┌─ LISTED ENTRIES
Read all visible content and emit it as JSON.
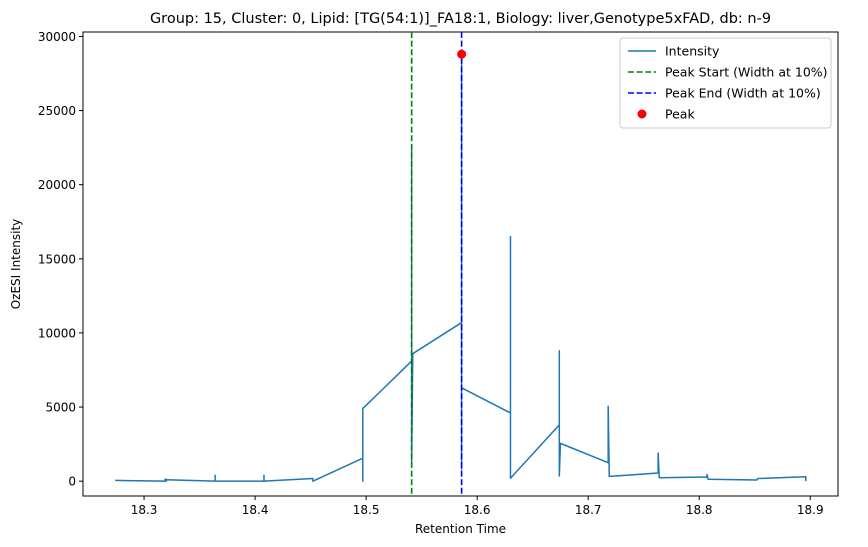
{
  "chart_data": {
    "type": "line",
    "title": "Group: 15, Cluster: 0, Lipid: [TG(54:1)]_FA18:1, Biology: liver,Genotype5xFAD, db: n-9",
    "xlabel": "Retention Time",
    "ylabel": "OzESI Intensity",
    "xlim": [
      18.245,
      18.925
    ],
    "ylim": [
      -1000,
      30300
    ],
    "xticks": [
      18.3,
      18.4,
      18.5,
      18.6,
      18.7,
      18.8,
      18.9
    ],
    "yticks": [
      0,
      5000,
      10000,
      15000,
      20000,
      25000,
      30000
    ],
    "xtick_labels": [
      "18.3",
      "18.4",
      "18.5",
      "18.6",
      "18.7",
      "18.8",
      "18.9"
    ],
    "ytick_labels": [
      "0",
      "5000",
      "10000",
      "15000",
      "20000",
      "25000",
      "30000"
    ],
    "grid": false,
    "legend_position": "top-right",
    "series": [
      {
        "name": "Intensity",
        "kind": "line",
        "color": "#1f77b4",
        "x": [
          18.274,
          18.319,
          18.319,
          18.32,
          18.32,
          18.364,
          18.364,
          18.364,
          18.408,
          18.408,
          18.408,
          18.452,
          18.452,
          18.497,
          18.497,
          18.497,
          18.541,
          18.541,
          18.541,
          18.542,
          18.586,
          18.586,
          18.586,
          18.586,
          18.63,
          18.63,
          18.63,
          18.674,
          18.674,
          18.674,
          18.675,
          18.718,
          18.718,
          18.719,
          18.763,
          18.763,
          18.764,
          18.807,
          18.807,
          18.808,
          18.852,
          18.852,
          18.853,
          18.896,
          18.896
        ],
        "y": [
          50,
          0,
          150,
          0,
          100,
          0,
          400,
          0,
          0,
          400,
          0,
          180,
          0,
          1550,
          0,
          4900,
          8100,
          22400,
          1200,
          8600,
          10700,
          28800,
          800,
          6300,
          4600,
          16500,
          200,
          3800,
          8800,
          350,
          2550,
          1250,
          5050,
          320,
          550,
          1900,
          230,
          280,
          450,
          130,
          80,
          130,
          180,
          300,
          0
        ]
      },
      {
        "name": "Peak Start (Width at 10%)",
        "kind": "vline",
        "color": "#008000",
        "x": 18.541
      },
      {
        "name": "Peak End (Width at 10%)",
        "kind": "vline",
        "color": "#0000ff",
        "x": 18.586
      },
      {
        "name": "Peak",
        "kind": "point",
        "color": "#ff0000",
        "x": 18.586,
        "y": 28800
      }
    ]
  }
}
└─
┌─ LISTED ENTRIES
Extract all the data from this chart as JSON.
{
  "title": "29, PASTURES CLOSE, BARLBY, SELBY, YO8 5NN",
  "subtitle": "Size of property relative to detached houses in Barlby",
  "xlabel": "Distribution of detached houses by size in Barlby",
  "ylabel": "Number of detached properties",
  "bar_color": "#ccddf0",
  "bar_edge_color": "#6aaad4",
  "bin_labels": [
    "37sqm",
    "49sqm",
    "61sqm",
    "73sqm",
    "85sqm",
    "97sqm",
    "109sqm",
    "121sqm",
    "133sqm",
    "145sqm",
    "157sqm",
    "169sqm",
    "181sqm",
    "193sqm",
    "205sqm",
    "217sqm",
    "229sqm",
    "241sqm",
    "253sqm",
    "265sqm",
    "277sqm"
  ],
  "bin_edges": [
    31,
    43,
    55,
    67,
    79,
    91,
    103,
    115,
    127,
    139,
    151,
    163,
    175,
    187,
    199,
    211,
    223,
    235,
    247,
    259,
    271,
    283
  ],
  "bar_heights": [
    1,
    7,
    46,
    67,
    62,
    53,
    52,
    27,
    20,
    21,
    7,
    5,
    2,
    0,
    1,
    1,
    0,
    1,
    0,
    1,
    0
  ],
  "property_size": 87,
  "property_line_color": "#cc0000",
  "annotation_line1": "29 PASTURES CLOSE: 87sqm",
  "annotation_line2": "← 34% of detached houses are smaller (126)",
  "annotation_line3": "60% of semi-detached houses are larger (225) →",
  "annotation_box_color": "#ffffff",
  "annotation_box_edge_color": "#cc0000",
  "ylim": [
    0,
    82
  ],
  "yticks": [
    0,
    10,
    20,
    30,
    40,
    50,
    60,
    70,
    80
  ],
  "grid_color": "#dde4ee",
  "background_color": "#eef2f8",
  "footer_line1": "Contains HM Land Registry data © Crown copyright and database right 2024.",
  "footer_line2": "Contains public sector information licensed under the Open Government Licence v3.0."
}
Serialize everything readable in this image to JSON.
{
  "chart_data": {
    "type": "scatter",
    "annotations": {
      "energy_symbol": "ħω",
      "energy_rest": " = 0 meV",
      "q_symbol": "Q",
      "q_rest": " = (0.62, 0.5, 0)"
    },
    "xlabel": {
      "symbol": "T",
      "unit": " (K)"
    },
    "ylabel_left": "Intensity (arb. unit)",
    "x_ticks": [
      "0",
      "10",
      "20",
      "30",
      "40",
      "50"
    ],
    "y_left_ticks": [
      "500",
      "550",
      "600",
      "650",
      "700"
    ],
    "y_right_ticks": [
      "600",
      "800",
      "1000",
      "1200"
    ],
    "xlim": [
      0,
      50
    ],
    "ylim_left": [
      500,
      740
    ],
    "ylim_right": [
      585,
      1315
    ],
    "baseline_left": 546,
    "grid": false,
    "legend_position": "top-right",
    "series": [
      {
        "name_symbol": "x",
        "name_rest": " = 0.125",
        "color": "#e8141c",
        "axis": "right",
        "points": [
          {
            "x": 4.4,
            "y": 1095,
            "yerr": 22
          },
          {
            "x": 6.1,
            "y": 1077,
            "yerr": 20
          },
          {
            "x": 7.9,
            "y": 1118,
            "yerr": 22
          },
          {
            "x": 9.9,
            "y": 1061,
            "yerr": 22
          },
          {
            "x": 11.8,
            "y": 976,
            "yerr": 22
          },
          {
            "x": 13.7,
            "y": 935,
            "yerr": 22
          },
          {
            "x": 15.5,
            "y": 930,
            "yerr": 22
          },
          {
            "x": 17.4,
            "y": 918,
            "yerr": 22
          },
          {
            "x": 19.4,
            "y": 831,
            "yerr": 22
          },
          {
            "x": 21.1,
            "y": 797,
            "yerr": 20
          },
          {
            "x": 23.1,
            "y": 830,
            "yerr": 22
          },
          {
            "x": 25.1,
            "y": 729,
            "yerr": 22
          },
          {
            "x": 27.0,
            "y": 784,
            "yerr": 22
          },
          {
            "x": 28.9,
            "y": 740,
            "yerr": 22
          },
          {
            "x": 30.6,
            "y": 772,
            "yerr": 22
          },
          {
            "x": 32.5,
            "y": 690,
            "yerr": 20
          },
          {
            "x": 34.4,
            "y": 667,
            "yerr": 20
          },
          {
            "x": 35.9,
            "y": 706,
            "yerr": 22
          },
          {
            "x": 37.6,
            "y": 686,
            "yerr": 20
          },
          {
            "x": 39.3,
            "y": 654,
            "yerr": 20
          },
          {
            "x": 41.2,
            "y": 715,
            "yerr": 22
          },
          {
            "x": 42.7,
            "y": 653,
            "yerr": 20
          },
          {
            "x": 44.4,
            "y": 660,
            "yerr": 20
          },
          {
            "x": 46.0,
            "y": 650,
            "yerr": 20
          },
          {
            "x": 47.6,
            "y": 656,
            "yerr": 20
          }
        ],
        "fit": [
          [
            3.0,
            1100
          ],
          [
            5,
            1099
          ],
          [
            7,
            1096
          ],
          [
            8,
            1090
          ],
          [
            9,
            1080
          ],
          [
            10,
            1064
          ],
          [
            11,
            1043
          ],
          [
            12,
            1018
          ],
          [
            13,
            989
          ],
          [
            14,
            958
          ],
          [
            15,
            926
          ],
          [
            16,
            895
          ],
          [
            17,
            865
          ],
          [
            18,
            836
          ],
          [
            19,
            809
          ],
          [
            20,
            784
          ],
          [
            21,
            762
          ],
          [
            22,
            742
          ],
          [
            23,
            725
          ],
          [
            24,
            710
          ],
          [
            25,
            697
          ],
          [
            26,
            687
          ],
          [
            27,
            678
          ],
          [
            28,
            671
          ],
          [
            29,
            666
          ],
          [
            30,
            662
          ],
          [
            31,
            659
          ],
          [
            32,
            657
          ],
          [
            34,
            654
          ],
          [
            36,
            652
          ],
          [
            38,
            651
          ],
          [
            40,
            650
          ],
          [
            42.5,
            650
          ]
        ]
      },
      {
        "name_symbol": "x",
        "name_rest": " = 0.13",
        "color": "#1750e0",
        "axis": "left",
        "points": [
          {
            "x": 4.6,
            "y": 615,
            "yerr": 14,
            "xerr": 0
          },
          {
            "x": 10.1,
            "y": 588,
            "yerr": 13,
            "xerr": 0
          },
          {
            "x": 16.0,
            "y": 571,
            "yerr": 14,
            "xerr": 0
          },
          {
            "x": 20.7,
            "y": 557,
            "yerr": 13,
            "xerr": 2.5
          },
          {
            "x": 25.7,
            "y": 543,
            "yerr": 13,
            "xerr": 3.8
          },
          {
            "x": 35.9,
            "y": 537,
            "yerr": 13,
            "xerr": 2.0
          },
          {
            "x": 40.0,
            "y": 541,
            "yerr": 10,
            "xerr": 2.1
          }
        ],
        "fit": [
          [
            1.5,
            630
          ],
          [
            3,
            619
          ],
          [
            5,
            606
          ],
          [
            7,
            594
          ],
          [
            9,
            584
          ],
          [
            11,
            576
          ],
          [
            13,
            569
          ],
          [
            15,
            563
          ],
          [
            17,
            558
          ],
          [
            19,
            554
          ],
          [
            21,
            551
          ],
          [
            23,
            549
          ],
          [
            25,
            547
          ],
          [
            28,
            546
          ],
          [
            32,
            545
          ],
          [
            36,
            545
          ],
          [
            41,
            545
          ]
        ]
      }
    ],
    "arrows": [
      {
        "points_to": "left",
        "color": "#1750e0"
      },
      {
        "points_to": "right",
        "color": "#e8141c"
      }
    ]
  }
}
└─
EXERCISE
Tally the lines of the material above that contain the word "Width" and report the total alone.

CORRECT RESPONSE
2